All entries must be repeated exactly; do not include the pictures.
═════ DATA FOR PROCESSING
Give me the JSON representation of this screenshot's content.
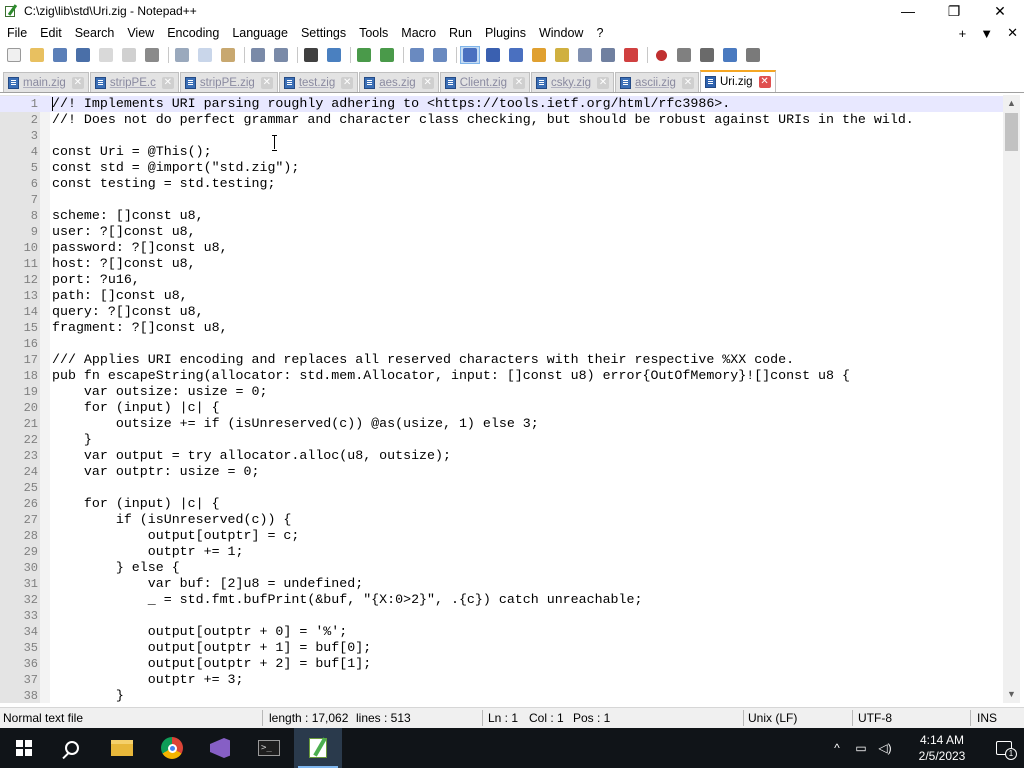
{
  "window": {
    "title": "C:\\zig\\lib\\std\\Uri.zig - Notepad++",
    "minimize": "—",
    "maximize": "❐",
    "close": "✕"
  },
  "menu": {
    "items": [
      "File",
      "Edit",
      "Search",
      "View",
      "Encoding",
      "Language",
      "Settings",
      "Tools",
      "Macro",
      "Run",
      "Plugins",
      "Window",
      "?"
    ],
    "right_plus": "+",
    "right_dropdown": "▼",
    "right_close": "✕"
  },
  "toolbar": {
    "buttons": [
      "new-file-icon",
      "open-file-icon",
      "save-icon",
      "save-all-icon",
      "close-icon",
      "close-all-icon",
      "print-icon",
      "cut-icon",
      "copy-icon",
      "paste-icon",
      "undo-icon",
      "redo-icon",
      "find-icon",
      "replace-icon",
      "zoom-in-icon",
      "zoom-out-icon",
      "sync-vertical-icon",
      "sync-horizontal-icon",
      "word-wrap-icon",
      "show-all-chars-icon",
      "indent-guide-icon",
      "document-map-icon",
      "function-list-icon",
      "folder-workspace-icon",
      "document-list-icon",
      "monitoring-icon",
      "record-macro-icon",
      "stop-record-icon",
      "play-macro-icon",
      "run-macro-multiple-icon",
      "save-macro-icon"
    ]
  },
  "tabs": [
    {
      "label": "main.zig",
      "active": false
    },
    {
      "label": "stripPE.c",
      "active": false
    },
    {
      "label": "stripPE.zig",
      "active": false
    },
    {
      "label": "test.zig",
      "active": false
    },
    {
      "label": "aes.zig",
      "active": false
    },
    {
      "label": "Client.zig",
      "active": false
    },
    {
      "label": "csky.zig",
      "active": false
    },
    {
      "label": "ascii.zig",
      "active": false
    },
    {
      "label": "Uri.zig",
      "active": true
    }
  ],
  "editor": {
    "lines": [
      "//! Implements URI parsing roughly adhering to <https://tools.ietf.org/html/rfc3986>.",
      "//! Does not do perfect grammar and character class checking, but should be robust against URIs in the wild.",
      "",
      "const Uri = @This();",
      "const std = @import(\"std.zig\");",
      "const testing = std.testing;",
      "",
      "scheme: []const u8,",
      "user: ?[]const u8,",
      "password: ?[]const u8,",
      "host: ?[]const u8,",
      "port: ?u16,",
      "path: []const u8,",
      "query: ?[]const u8,",
      "fragment: ?[]const u8,",
      "",
      "/// Applies URI encoding and replaces all reserved characters with their respective %XX code.",
      "pub fn escapeString(allocator: std.mem.Allocator, input: []const u8) error{OutOfMemory}![]const u8 {",
      "    var outsize: usize = 0;",
      "    for (input) |c| {",
      "        outsize += if (isUnreserved(c)) @as(usize, 1) else 3;",
      "    }",
      "    var output = try allocator.alloc(u8, outsize);",
      "    var outptr: usize = 0;",
      "",
      "    for (input) |c| {",
      "        if (isUnreserved(c)) {",
      "            output[outptr] = c;",
      "            outptr += 1;",
      "        } else {",
      "            var buf: [2]u8 = undefined;",
      "            _ = std.fmt.bufPrint(&buf, \"{X:0>2}\", .{c}) catch unreachable;",
      "",
      "            output[outptr + 0] = '%';",
      "            output[outptr + 1] = buf[0];",
      "            output[outptr + 2] = buf[1];",
      "            outptr += 3;",
      "        }"
    ],
    "first_line_number": 1
  },
  "scrollbar": {
    "up_arrow": "▲",
    "down_arrow": "▼"
  },
  "status": {
    "file_type": "Normal text file",
    "length": "length : 17,062",
    "lines": "lines : 513",
    "ln": "Ln : 1",
    "col": "Col : 1",
    "pos": "Pos : 1",
    "eol": "Unix (LF)",
    "encoding": "UTF-8",
    "mode": "INS"
  },
  "taskbar": {
    "apps": [
      "start-icon",
      "search-icon",
      "file-explorer-icon",
      "chrome-icon",
      "visual-studio-icon",
      "terminal-icon",
      "notepad-plus-plus-icon"
    ],
    "active_app": "notepad-plus-plus-icon",
    "clock_time": "4:14 AM",
    "clock_date": "2/5/2023",
    "tray_chevron": "^",
    "notification_count": "1"
  },
  "colors": {
    "current_line": "#e8e8ff",
    "active_tab_accent": "#f5a623",
    "gutter_bg": "#e4e4e4",
    "taskbar_bg": "#101418"
  }
}
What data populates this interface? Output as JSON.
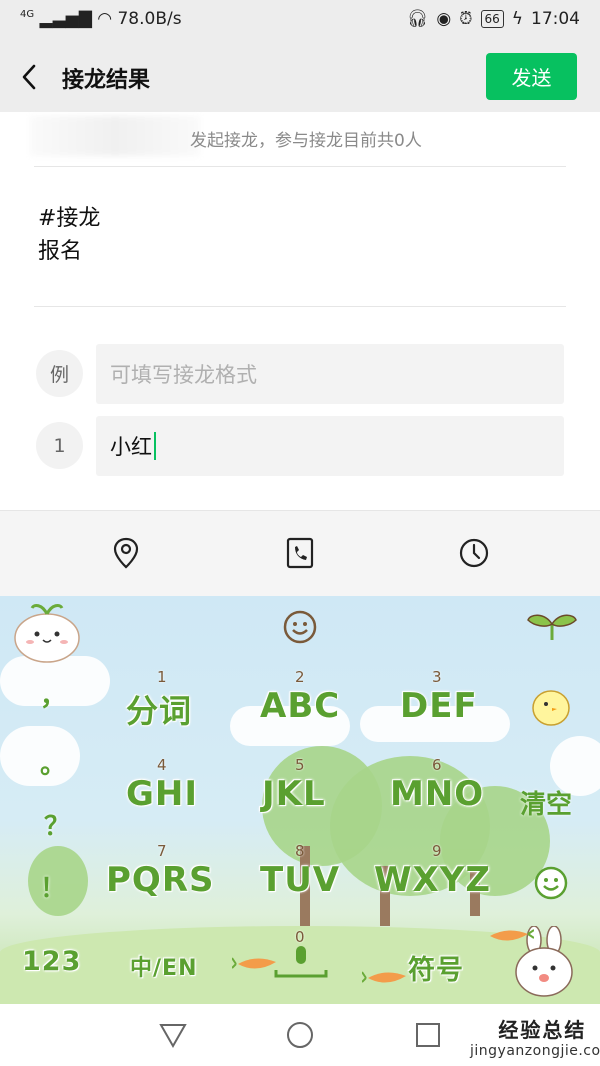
{
  "status_bar": {
    "network": "4G",
    "speed": "78.0B/s",
    "battery": "66",
    "time": "17:04"
  },
  "header": {
    "title": "接龙结果",
    "send_label": "发送"
  },
  "info_text": "发起接龙，参与接龙目前共0人",
  "topic": {
    "line1": "#接龙",
    "line2": "报名"
  },
  "entries": [
    {
      "index": "例",
      "placeholder": "可填写接龙格式",
      "value": ""
    },
    {
      "index": "1",
      "placeholder": "",
      "value": "小红"
    }
  ],
  "toolbar": {
    "icons": [
      "location-icon",
      "phone-icon",
      "clock-icon"
    ]
  },
  "keyboard": {
    "rows": [
      [
        {
          "digit": "1",
          "label": "分词"
        },
        {
          "digit": "2",
          "label": "ABC"
        },
        {
          "digit": "3",
          "label": "DEF"
        }
      ],
      [
        {
          "digit": "4",
          "label": "GHI"
        },
        {
          "digit": "5",
          "label": "JKL"
        },
        {
          "digit": "6",
          "label": "MNO"
        }
      ],
      [
        {
          "digit": "7",
          "label": "PQRS"
        },
        {
          "digit": "8",
          "label": "TUV"
        },
        {
          "digit": "9",
          "label": "WXYZ"
        }
      ]
    ],
    "punct": [
      "，",
      "。",
      "？",
      "！"
    ],
    "clear_label": "清空",
    "num_label": "123",
    "lang_label": "中/EN",
    "space_digit": "0",
    "symbol_label": "符号"
  },
  "watermark": {
    "title": "经验总结",
    "url": "jingyanzongjie.com"
  },
  "colors": {
    "accent": "#07c160",
    "key_text": "#5aa030"
  }
}
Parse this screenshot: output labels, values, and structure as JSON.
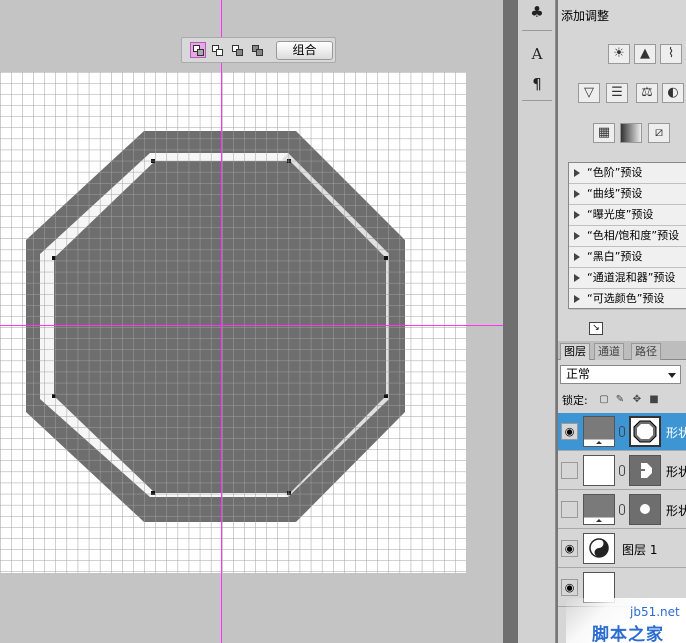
{
  "colors": {
    "workspace": "#c4c4c4",
    "canvas": "#ffffff",
    "grid": "#a0a0a0",
    "shape_fill": "#6e6e6e",
    "guide": "#ff33ff",
    "selection": "#3d95d3"
  },
  "combine_bar": {
    "mode_icons": [
      "add-to-shape-icon",
      "subtract-shape-icon",
      "intersect-shape-icon",
      "exclude-overlap-icon"
    ],
    "combine_label": "组合"
  },
  "dock": {
    "icons": [
      "clone-stamp-icon",
      "character-icon",
      "paragraph-icon"
    ]
  },
  "adjustments": {
    "title": "添加调整",
    "icon_rows": [
      [
        "brightness-icon",
        "levels-icon",
        "curves-icon"
      ],
      [
        "vibrance-icon",
        "hue-saturation-icon",
        "color-balance-icon"
      ],
      [
        "channel-mixer-icon",
        "gradient-map-icon",
        "threshold-icon"
      ]
    ],
    "presets": [
      "“色阶”预设",
      "“曲线”预设",
      "“曝光度”预设",
      "“色相/饱和度”预设",
      "“黑白”预设",
      "“通道混和器”预设",
      "“可选颜色”预设"
    ]
  },
  "layers": {
    "tabs": [
      "图层",
      "通道",
      "路径"
    ],
    "blend_mode": "正常",
    "lock_label": "锁定:",
    "rows": [
      {
        "name": "形状",
        "visible": true,
        "selected": true,
        "mask": "octagon"
      },
      {
        "name": "形状",
        "visible": false,
        "selected": false,
        "mask": "notch"
      },
      {
        "name": "形状",
        "visible": false,
        "selected": false,
        "mask": "circle"
      },
      {
        "name": "图层 1",
        "visible": true,
        "selected": false,
        "mask": "none"
      },
      {
        "name": "",
        "visible": true,
        "selected": false,
        "mask": "none"
      }
    ]
  },
  "watermark": {
    "url": "jb51.net",
    "text": "脚本之家"
  }
}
══════════
§ **SOLUTION TO THIS PROBLEM**:
Give me the JSON representation of this screenshot's content.
{
  "window": {
    "title": "C:\\zig\\lib\\std\\Uri.zig - Notepad++",
    "minimize": "—",
    "maximize": "❐",
    "close": "✕"
  },
  "menu": {
    "items": [
      "File",
      "Edit",
      "Search",
      "View",
      "Encoding",
      "Language",
      "Settings",
      "Tools",
      "Macro",
      "Run",
      "Plugins",
      "Window",
      "?"
    ],
    "right_plus": "+",
    "right_dropdown": "▼",
    "right_close": "✕"
  },
  "toolbar": {
    "buttons": [
      "new-file-icon",
      "open-file-icon",
      "save-icon",
      "save-all-icon",
      "close-icon",
      "close-all-icon",
      "print-icon",
      "cut-icon",
      "copy-icon",
      "paste-icon",
      "undo-icon",
      "redo-icon",
      "find-icon",
      "replace-icon",
      "zoom-in-icon",
      "zoom-out-icon",
      "sync-vertical-icon",
      "sync-horizontal-icon",
      "word-wrap-icon",
      "show-all-chars-icon",
      "indent-guide-icon",
      "document-map-icon",
      "function-list-icon",
      "folder-workspace-icon",
      "document-list-icon",
      "monitoring-icon",
      "record-macro-icon",
      "stop-record-icon",
      "play-macro-icon",
      "run-macro-multiple-icon",
      "save-macro-icon"
    ]
  },
  "tabs": [
    {
      "label": "main.zig",
      "active": false
    },
    {
      "label": "stripPE.c",
      "active": false
    },
    {
      "label": "stripPE.zig",
      "active": false
    },
    {
      "label": "test.zig",
      "active": false
    },
    {
      "label": "aes.zig",
      "active": false
    },
    {
      "label": "Client.zig",
      "active": false
    },
    {
      "label": "csky.zig",
      "active": false
    },
    {
      "label": "ascii.zig",
      "active": false
    },
    {
      "label": "Uri.zig",
      "active": true
    }
  ],
  "editor": {
    "lines": [
      "//! Implements URI parsing roughly adhering to <https://tools.ietf.org/html/rfc3986>.",
      "//! Does not do perfect grammar and character class checking, but should be robust against URIs in the wild.",
      "",
      "const Uri = @This();",
      "const std = @import(\"std.zig\");",
      "const testing = std.testing;",
      "",
      "scheme: []const u8,",
      "user: ?[]const u8,",
      "password: ?[]const u8,",
      "host: ?[]const u8,",
      "port: ?u16,",
      "path: []const u8,",
      "query: ?[]const u8,",
      "fragment: ?[]const u8,",
      "",
      "/// Applies URI encoding and replaces all reserved characters with their respective %XX code.",
      "pub fn escapeString(allocator: std.mem.Allocator, input: []const u8) error{OutOfMemory}![]const u8 {",
      "    var outsize: usize = 0;",
      "    for (input) |c| {",
      "        outsize += if (isUnreserved(c)) @as(usize, 1) else 3;",
      "    }",
      "    var output = try allocator.alloc(u8, outsize);",
      "    var outptr: usize = 0;",
      "",
      "    for (input) |c| {",
      "        if (isUnreserved(c)) {",
      "            output[outptr] = c;",
      "            outptr += 1;",
      "        } else {",
      "            var buf: [2]u8 = undefined;",
      "            _ = std.fmt.bufPrint(&buf, \"{X:0>2}\", .{c}) catch unreachable;",
      "",
      "            output[outptr + 0] = '%';",
      "            output[outptr + 1] = buf[0];",
      "            output[outptr + 2] = buf[1];",
      "            outptr += 3;",
      "        }"
    ],
    "first_line_number": 1
  },
  "scrollbar": {
    "up_arrow": "▲",
    "down_arrow": "▼"
  },
  "status": {
    "file_type": "Normal text file",
    "length": "length : 17,062",
    "lines": "lines : 513",
    "ln": "Ln : 1",
    "col": "Col : 1",
    "pos": "Pos : 1",
    "eol": "Unix (LF)",
    "encoding": "UTF-8",
    "mode": "INS"
  },
  "taskbar": {
    "apps": [
      "start-icon",
      "search-icon",
      "file-explorer-icon",
      "chrome-icon",
      "visual-studio-icon",
      "terminal-icon",
      "notepad-plus-plus-icon"
    ],
    "active_app": "notepad-plus-plus-icon",
    "clock_time": "4:14 AM",
    "clock_date": "2/5/2023",
    "tray_chevron": "^",
    "notification_count": "1"
  },
  "colors": {
    "current_line": "#e8e8ff",
    "active_tab_accent": "#f5a623",
    "gutter_bg": "#e4e4e4",
    "taskbar_bg": "#101418"
  }
}
What data populates this interface? Output as JSON.
{
  "status_bar": {
    "network": "4G",
    "speed": "78.0B/s",
    "battery": "66",
    "time": "17:04"
  },
  "header": {
    "title": "接龙结果",
    "send_label": "发送"
  },
  "info_text": "发起接龙，参与接龙目前共0人",
  "topic": {
    "line1": "#接龙",
    "line2": "报名"
  },
  "entries": [
    {
      "index": "例",
      "placeholder": "可填写接龙格式",
      "value": ""
    },
    {
      "index": "1",
      "placeholder": "",
      "value": "小红"
    }
  ],
  "toolbar": {
    "icons": [
      "location-icon",
      "phone-icon",
      "clock-icon"
    ]
  },
  "keyboard": {
    "rows": [
      [
        {
          "digit": "1",
          "label": "分词"
        },
        {
          "digit": "2",
          "label": "ABC"
        },
        {
          "digit": "3",
          "label": "DEF"
        }
      ],
      [
        {
          "digit": "4",
          "label": "GHI"
        },
        {
          "digit": "5",
          "label": "JKL"
        },
        {
          "digit": "6",
          "label": "MNO"
        }
      ],
      [
        {
          "digit": "7",
          "label": "PQRS"
        },
        {
          "digit": "8",
          "label": "TUV"
        },
        {
          "digit": "9",
          "label": "WXYZ"
        }
      ]
    ],
    "punct": [
      "，",
      "。",
      "？",
      "！"
    ],
    "clear_label": "清空",
    "num_label": "123",
    "lang_label": "中/EN",
    "space_digit": "0",
    "symbol_label": "符号"
  },
  "watermark": {
    "title": "经验总结",
    "url": "jingyanzongjie.com"
  },
  "colors": {
    "accent": "#07c160",
    "key_text": "#5aa030"
  }
}
Parse this screenshot: output labels, values, and structure as JSON.
{
  "colors": {
    "workspace": "#c4c4c4",
    "canvas": "#ffffff",
    "grid": "#a0a0a0",
    "shape_fill": "#6e6e6e",
    "guide": "#ff33ff",
    "selection": "#3d95d3"
  },
  "combine_bar": {
    "mode_icons": [
      "add-to-shape-icon",
      "subtract-shape-icon",
      "intersect-shape-icon",
      "exclude-overlap-icon"
    ],
    "combine_label": "组合"
  },
  "dock": {
    "icons": [
      "clone-stamp-icon",
      "character-icon",
      "paragraph-icon"
    ]
  },
  "adjustments": {
    "title": "添加调整",
    "icon_rows": [
      [
        "brightness-icon",
        "levels-icon",
        "curves-icon"
      ],
      [
        "vibrance-icon",
        "hue-saturation-icon",
        "color-balance-icon"
      ],
      [
        "channel-mixer-icon",
        "gradient-map-icon",
        "threshold-icon"
      ]
    ],
    "presets": [
      "“色阶”预设",
      "“曲线”预设",
      "“曝光度”预设",
      "“色相/饱和度”预设",
      "“黑白”预设",
      "“通道混和器”预设",
      "“可选颜色”预设"
    ]
  },
  "layers": {
    "tabs": [
      "图层",
      "通道",
      "路径"
    ],
    "blend_mode": "正常",
    "lock_label": "锁定:",
    "rows": [
      {
        "name": "形状",
        "visible": true,
        "selected": true,
        "mask": "octagon"
      },
      {
        "name": "形状",
        "visible": false,
        "selected": false,
        "mask": "notch"
      },
      {
        "name": "形状",
        "visible": false,
        "selected": false,
        "mask": "circle"
      },
      {
        "name": "图层 1",
        "visible": true,
        "selected": false,
        "mask": "none"
      },
      {
        "name": "",
        "visible": true,
        "selected": false,
        "mask": "none"
      }
    ]
  },
  "watermark": {
    "url": "jb51.net",
    "text": "脚本之家"
  }
}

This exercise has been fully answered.